▸ **Exercise instructions**: Copy out every record precisely.

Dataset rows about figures
------------------------------------

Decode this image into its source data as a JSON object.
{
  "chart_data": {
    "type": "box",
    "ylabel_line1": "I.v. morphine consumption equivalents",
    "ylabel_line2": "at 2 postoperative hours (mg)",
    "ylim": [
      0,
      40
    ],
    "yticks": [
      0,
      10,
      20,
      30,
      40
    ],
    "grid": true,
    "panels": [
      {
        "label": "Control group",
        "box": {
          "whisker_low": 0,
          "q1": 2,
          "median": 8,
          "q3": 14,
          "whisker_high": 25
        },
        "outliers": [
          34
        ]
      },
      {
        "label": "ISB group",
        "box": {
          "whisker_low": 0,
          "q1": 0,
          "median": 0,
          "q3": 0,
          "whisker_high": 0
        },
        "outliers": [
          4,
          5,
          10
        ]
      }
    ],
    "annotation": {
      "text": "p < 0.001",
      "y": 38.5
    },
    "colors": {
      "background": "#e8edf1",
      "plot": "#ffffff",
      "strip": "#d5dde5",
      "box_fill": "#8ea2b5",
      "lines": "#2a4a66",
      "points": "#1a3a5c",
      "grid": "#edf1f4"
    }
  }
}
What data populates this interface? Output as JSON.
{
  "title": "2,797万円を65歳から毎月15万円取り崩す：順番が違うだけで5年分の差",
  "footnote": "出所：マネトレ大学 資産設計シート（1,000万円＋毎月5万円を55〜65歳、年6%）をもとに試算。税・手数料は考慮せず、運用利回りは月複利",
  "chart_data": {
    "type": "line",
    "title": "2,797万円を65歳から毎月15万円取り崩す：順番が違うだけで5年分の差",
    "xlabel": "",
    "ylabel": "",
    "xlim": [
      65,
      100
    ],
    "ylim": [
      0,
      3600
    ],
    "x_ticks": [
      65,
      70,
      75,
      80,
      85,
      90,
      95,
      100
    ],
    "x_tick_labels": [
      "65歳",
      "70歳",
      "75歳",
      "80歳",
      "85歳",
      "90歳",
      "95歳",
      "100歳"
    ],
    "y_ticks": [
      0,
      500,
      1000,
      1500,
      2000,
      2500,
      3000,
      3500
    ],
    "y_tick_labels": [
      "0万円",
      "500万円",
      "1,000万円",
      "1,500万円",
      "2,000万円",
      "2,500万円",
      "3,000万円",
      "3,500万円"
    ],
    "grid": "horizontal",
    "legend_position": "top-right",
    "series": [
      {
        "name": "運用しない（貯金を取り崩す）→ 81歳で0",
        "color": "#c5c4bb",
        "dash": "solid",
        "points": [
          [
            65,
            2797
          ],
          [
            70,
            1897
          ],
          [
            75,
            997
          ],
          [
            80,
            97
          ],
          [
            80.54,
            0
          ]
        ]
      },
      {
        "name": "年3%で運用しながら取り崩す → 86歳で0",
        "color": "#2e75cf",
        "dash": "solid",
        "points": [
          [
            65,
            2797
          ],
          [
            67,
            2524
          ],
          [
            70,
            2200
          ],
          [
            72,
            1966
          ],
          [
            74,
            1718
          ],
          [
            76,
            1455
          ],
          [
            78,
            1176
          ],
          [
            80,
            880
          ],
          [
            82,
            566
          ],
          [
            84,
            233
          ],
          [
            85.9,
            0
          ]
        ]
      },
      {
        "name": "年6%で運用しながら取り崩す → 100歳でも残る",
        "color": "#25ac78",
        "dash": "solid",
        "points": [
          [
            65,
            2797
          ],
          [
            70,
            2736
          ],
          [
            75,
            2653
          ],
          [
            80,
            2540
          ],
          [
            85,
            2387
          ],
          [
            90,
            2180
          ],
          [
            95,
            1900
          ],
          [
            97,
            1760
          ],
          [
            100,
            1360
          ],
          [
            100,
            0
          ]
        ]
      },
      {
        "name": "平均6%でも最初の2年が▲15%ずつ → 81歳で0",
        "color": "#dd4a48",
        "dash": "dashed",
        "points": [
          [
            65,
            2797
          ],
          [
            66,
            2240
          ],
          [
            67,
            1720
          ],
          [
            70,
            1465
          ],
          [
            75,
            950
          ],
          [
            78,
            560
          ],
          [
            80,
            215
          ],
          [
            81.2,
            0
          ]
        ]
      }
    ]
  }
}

------------------------------------

▸ **Answer**:
Decode this image into its source data as a JSON object.
{
  "chart_data": {
    "type": "box",
    "ylabel_line1": "I.v. morphine consumption equivalents",
    "ylabel_line2": "at 2 postoperative hours (mg)",
    "ylim": [
      0,
      40
    ],
    "yticks": [
      0,
      10,
      20,
      30,
      40
    ],
    "grid": true,
    "panels": [
      {
        "label": "Control group",
        "box": {
          "whisker_low": 0,
          "q1": 2,
          "median": 8,
          "q3": 14,
          "whisker_high": 25
        },
        "outliers": [
          34
        ]
      },
      {
        "label": "ISB group",
        "box": {
          "whisker_low": 0,
          "q1": 0,
          "median": 0,
          "q3": 0,
          "whisker_high": 0
        },
        "outliers": [
          4,
          5,
          10
        ]
      }
    ],
    "annotation": {
      "text": "p < 0.001",
      "y": 38.5
    },
    "colors": {
      "background": "#e8edf1",
      "plot": "#ffffff",
      "strip": "#d5dde5",
      "box_fill": "#8ea2b5",
      "lines": "#2a4a66",
      "points": "#1a3a5c",
      "grid": "#edf1f4"
    }
  }
}
What data populates this interface? Output as JSON.
{
  "title": "2,797万円を65歳から毎月15万円取り崩す：順番が違うだけで5年分の差",
  "footnote": "出所：マネトレ大学 資産設計シート（1,000万円＋毎月5万円を55〜65歳、年6%）をもとに試算。税・手数料は考慮せず、運用利回りは月複利",
  "chart_data": {
    "type": "line",
    "title": "2,797万円を65歳から毎月15万円取り崩す：順番が違うだけで5年分の差",
    "xlabel": "",
    "ylabel": "",
    "xlim": [
      65,
      100
    ],
    "ylim": [
      0,
      3600
    ],
    "x_ticks": [
      65,
      70,
      75,
      80,
      85,
      90,
      95,
      100
    ],
    "x_tick_labels": [
      "65歳",
      "70歳",
      "75歳",
      "80歳",
      "85歳",
      "90歳",
      "95歳",
      "100歳"
    ],
    "y_ticks": [
      0,
      500,
      1000,
      1500,
      2000,
      2500,
      3000,
      3500
    ],
    "y_tick_labels": [
      "0万円",
      "500万円",
      "1,000万円",
      "1,500万円",
      "2,000万円",
      "2,500万円",
      "3,000万円",
      "3,500万円"
    ],
    "grid": "horizontal",
    "legend_position": "top-right",
    "series": [
      {
        "name": "運用しない（貯金を取り崩す）→ 81歳で0",
        "color": "#c5c4bb",
        "dash": "solid",
        "points": [
          [
            65,
            2797
          ],
          [
            70,
            1897
          ],
          [
            75,
            997
          ],
          [
            80,
            97
          ],
          [
            80.54,
            0
          ]
        ]
      },
      {
        "name": "年3%で運用しながら取り崩す → 86歳で0",
        "color": "#2e75cf",
        "dash": "solid",
        "points": [
          [
            65,
            2797
          ],
          [
            67,
            2524
          ],
          [
            70,
            2200
          ],
          [
            72,
            1966
          ],
          [
            74,
            1718
          ],
          [
            76,
            1455
          ],
          [
            78,
            1176
          ],
          [
            80,
            880
          ],
          [
            82,
            566
          ],
          [
            84,
            233
          ],
          [
            85.9,
            0
          ]
        ]
      },
      {
        "name": "年6%で運用しながら取り崩す → 100歳でも残る",
        "color": "#25ac78",
        "dash": "solid",
        "points": [
          [
            65,
            2797
          ],
          [
            70,
            2736
          ],
          [
            75,
            2653
          ],
          [
            80,
            2540
          ],
          [
            85,
            2387
          ],
          [
            90,
            2180
          ],
          [
            95,
            1900
          ],
          [
            97,
            1760
          ],
          [
            100,
            1360
          ],
          [
            100,
            0
          ]
        ]
      },
      {
        "name": "平均6%でも最初の2年が▲15%ずつ → 81歳で0",
        "color": "#dd4a48",
        "dash": "dashed",
        "points": [
          [
            65,
            2797
          ],
          [
            66,
            2240
          ],
          [
            67,
            1720
          ],
          [
            70,
            1465
          ],
          [
            75,
            950
          ],
          [
            78,
            560
          ],
          [
            80,
            215
          ],
          [
            81.2,
            0
          ]
        ]
      }
    ]
  }
}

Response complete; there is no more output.